— Start MATERIAL FOR THE TASK —

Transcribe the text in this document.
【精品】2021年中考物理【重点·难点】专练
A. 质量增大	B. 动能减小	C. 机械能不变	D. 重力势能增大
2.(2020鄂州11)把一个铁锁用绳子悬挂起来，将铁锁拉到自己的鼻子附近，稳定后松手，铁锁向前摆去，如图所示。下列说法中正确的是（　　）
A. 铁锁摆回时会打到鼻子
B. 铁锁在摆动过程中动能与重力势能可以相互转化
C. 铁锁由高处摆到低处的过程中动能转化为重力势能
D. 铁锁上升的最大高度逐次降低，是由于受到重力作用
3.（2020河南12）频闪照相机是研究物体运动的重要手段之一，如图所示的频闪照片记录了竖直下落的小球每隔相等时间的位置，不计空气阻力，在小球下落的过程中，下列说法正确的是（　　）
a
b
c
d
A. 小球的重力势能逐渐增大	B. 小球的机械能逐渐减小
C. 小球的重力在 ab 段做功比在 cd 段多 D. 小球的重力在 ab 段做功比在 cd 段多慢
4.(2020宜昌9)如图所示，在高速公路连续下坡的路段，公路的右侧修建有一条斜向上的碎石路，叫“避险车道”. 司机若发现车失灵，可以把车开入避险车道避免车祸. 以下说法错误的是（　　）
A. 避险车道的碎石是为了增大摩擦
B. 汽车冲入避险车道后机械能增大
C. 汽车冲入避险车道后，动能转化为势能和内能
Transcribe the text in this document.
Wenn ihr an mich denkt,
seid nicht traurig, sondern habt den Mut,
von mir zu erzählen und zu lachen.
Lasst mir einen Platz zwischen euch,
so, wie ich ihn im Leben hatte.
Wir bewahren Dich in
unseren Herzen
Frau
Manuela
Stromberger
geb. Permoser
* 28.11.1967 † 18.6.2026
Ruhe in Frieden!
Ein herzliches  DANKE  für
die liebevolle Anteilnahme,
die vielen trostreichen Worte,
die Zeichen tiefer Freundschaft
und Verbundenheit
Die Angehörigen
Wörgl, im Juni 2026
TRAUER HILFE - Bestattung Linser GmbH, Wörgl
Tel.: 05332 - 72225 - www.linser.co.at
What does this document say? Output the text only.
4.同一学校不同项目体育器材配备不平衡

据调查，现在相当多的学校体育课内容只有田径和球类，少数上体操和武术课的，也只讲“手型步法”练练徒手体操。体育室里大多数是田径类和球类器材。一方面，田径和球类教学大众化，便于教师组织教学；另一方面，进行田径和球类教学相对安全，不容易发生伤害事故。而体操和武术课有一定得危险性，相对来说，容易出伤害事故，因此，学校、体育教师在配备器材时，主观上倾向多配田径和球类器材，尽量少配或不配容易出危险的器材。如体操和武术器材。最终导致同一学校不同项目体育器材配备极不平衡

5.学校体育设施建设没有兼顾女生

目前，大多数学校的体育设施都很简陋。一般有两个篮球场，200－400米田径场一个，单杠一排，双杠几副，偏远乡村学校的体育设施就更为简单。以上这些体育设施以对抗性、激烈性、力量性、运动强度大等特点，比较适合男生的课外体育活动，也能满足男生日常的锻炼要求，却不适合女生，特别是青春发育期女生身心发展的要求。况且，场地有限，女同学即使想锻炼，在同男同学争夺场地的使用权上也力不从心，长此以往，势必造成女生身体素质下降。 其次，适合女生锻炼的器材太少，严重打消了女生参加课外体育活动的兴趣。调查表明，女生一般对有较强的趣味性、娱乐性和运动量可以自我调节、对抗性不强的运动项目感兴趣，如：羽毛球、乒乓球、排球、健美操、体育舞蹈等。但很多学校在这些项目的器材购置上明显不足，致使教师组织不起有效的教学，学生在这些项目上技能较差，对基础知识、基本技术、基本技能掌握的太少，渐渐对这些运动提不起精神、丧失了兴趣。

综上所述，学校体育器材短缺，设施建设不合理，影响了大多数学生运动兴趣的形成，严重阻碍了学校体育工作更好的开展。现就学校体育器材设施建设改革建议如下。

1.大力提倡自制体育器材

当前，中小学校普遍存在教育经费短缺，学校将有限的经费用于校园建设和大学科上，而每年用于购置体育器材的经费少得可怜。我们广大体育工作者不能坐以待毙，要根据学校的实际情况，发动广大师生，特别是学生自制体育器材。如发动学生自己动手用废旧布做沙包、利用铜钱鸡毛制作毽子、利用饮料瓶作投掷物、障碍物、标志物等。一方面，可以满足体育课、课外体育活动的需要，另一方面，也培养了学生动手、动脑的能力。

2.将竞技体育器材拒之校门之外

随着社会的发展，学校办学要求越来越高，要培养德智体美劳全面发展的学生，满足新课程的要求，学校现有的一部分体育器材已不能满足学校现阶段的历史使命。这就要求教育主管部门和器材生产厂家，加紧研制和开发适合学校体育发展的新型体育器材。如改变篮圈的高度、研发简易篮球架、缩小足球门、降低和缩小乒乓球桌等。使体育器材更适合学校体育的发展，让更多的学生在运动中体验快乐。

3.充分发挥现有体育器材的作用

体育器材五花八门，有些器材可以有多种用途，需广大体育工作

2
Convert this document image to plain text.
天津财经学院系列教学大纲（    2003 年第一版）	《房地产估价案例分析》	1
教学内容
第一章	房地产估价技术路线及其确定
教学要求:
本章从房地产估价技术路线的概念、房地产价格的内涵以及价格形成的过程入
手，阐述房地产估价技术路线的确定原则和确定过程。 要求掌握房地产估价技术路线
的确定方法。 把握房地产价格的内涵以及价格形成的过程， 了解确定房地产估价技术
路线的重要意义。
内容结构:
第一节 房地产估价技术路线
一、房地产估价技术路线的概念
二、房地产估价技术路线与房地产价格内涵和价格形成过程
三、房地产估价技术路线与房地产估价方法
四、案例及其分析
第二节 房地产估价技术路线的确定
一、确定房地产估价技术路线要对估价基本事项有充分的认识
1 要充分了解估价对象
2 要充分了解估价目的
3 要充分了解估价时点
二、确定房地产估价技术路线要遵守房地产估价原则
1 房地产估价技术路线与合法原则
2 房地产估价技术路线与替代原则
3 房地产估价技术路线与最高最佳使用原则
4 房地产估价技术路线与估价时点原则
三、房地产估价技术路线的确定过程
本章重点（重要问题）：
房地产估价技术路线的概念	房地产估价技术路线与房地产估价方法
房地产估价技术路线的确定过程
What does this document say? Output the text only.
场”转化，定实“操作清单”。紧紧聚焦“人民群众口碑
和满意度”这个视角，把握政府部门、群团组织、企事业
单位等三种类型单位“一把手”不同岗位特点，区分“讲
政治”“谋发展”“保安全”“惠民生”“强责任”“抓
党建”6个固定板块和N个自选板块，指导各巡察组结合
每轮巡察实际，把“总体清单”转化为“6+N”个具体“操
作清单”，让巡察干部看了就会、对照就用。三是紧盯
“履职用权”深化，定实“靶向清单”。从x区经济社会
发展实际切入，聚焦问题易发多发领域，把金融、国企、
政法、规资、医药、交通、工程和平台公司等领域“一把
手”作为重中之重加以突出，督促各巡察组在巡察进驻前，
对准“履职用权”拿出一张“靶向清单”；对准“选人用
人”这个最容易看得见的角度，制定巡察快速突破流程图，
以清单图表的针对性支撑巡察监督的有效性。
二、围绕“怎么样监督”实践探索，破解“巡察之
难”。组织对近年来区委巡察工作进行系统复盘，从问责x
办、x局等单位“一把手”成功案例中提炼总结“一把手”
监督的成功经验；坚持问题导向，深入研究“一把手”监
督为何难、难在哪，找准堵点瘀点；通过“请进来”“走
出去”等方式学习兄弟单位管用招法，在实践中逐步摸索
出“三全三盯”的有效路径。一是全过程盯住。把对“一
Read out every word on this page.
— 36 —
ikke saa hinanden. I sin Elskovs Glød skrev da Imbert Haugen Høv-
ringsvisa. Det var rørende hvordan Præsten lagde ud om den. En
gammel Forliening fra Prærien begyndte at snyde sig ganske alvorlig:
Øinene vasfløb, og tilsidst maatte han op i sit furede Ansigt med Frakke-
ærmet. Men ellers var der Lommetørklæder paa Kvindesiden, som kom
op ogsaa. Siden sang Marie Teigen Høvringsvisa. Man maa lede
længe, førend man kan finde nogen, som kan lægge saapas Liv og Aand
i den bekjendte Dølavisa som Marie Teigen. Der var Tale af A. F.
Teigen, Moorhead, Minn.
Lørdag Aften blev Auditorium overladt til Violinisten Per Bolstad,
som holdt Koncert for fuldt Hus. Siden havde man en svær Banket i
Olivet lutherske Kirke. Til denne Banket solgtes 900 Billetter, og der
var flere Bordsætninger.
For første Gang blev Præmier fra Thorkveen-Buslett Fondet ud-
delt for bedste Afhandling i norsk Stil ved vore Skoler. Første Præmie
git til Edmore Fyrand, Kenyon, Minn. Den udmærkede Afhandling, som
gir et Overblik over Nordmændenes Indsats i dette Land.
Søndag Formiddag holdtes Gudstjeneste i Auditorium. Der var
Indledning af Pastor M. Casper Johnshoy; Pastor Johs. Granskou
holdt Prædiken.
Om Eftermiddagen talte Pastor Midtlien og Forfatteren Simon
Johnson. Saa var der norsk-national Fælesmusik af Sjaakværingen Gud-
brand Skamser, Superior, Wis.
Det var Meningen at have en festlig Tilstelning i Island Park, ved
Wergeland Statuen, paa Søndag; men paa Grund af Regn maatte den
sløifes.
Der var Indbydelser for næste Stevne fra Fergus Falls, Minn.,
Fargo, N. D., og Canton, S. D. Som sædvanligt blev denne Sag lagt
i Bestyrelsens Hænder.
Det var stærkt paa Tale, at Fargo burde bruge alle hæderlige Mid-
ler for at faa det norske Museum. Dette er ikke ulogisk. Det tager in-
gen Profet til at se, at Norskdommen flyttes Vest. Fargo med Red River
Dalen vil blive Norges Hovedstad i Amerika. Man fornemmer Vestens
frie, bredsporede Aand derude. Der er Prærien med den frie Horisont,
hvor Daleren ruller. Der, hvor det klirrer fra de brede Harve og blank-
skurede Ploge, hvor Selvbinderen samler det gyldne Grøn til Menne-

— End MATERIAL FOR THE TASK —

» **EXERCISE TASK**
In the entries above, count each line holding "denne" and report the total and nothing more.

» **FINISHED EXERCISE**
2